[Data entries]
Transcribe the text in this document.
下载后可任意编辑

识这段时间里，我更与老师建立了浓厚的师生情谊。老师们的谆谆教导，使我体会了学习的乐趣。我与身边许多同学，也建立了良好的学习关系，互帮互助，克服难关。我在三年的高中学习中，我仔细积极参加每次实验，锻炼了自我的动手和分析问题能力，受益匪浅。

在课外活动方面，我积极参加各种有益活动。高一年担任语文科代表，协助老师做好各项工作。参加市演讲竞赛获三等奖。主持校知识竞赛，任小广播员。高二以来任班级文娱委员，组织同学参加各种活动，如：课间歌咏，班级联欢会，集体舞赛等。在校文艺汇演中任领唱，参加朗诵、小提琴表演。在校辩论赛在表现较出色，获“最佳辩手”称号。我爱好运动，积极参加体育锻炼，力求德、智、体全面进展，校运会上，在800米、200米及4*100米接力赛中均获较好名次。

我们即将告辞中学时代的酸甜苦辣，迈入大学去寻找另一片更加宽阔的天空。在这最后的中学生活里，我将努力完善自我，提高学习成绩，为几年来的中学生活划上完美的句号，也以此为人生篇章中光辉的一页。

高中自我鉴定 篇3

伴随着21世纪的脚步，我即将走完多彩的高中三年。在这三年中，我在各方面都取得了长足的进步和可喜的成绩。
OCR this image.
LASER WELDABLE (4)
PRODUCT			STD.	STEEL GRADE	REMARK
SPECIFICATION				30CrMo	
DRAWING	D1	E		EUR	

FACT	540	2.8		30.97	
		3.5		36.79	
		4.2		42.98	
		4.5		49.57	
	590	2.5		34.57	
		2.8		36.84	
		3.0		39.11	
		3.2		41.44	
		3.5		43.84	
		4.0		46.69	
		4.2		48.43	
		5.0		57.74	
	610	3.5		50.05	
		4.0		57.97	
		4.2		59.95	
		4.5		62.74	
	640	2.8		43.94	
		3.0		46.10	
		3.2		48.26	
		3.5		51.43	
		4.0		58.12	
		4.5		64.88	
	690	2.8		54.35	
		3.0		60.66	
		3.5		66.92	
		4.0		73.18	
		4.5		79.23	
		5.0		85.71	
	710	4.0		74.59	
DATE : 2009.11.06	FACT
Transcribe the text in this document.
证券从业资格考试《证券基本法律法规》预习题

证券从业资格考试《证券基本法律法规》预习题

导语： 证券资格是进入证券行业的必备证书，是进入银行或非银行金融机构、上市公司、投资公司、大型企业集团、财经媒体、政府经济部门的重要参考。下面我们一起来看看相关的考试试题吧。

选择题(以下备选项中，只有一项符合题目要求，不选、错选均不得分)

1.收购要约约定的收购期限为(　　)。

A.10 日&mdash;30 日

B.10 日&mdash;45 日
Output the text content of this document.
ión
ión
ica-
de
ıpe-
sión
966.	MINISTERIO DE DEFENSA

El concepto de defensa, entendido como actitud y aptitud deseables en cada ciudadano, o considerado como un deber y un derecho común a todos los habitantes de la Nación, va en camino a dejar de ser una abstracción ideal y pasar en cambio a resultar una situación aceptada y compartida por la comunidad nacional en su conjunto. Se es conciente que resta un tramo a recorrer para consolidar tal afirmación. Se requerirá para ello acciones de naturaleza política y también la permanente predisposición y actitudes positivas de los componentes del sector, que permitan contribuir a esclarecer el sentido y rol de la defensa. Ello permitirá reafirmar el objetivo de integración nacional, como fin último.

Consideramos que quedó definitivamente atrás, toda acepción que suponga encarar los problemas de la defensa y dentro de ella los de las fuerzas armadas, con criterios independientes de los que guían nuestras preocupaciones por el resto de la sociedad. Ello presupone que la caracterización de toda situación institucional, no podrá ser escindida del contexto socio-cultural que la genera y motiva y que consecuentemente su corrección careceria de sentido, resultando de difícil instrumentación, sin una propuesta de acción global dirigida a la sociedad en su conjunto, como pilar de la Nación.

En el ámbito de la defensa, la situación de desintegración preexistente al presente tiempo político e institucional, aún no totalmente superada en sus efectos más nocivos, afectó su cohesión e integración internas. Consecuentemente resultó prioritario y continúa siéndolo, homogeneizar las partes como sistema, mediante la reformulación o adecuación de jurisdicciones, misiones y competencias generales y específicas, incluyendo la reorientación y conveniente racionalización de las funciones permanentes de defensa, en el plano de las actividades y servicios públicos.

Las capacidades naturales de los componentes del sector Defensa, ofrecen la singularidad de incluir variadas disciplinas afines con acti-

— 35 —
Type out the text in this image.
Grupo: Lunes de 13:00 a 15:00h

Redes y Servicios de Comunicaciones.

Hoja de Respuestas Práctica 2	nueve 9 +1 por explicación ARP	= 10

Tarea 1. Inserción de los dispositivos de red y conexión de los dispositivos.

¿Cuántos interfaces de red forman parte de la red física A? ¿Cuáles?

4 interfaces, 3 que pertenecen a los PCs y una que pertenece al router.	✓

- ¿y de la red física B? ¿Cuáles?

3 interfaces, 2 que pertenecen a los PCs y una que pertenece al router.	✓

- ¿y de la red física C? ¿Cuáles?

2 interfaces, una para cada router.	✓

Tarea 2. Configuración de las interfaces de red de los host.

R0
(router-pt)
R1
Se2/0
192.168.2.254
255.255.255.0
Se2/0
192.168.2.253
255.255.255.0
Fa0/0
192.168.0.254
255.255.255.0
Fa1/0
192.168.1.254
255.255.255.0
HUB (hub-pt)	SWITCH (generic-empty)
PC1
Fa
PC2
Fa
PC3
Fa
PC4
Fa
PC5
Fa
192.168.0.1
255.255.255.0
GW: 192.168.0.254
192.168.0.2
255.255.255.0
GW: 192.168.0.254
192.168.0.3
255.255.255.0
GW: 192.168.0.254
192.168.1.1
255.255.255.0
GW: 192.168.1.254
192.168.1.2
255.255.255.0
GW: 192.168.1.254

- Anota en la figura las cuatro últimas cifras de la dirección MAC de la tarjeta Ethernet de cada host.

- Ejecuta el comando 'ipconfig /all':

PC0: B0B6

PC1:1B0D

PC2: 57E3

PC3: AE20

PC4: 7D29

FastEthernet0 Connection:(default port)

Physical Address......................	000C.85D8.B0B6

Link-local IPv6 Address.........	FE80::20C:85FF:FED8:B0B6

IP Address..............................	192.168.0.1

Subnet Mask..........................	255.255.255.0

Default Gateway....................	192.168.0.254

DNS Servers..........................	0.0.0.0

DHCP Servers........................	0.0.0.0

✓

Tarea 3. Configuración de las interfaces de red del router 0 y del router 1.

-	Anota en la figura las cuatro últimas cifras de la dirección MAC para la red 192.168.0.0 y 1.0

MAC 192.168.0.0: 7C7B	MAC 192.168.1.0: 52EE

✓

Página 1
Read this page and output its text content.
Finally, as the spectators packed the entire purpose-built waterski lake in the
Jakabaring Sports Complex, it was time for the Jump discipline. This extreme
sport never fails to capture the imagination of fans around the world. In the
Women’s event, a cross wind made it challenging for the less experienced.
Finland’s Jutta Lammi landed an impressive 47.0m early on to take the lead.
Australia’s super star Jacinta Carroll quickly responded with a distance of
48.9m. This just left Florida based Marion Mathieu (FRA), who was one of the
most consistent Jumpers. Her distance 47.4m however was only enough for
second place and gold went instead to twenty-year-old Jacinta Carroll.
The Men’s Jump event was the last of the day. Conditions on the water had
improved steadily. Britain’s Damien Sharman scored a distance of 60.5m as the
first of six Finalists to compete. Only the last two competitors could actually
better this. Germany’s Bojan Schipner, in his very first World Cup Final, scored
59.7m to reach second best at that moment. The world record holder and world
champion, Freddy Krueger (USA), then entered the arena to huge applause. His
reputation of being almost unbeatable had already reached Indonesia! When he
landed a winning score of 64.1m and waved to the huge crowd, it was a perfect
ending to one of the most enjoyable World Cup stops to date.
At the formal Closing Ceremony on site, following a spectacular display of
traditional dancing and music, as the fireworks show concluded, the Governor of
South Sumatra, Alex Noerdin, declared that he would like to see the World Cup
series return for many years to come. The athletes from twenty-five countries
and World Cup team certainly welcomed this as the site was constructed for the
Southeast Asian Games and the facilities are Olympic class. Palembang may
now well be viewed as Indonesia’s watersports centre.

▶ _WHAT YOU ARE ASKED TO DO_
Locate the word "twenty" in the data above. Copy every line carrying it.

▶ _RESPONSE TO THE TASK_
second place and gold went instead to twenty-year-old Jacinta Carroll.
series return for many years to come. The athletes from twenty-five countries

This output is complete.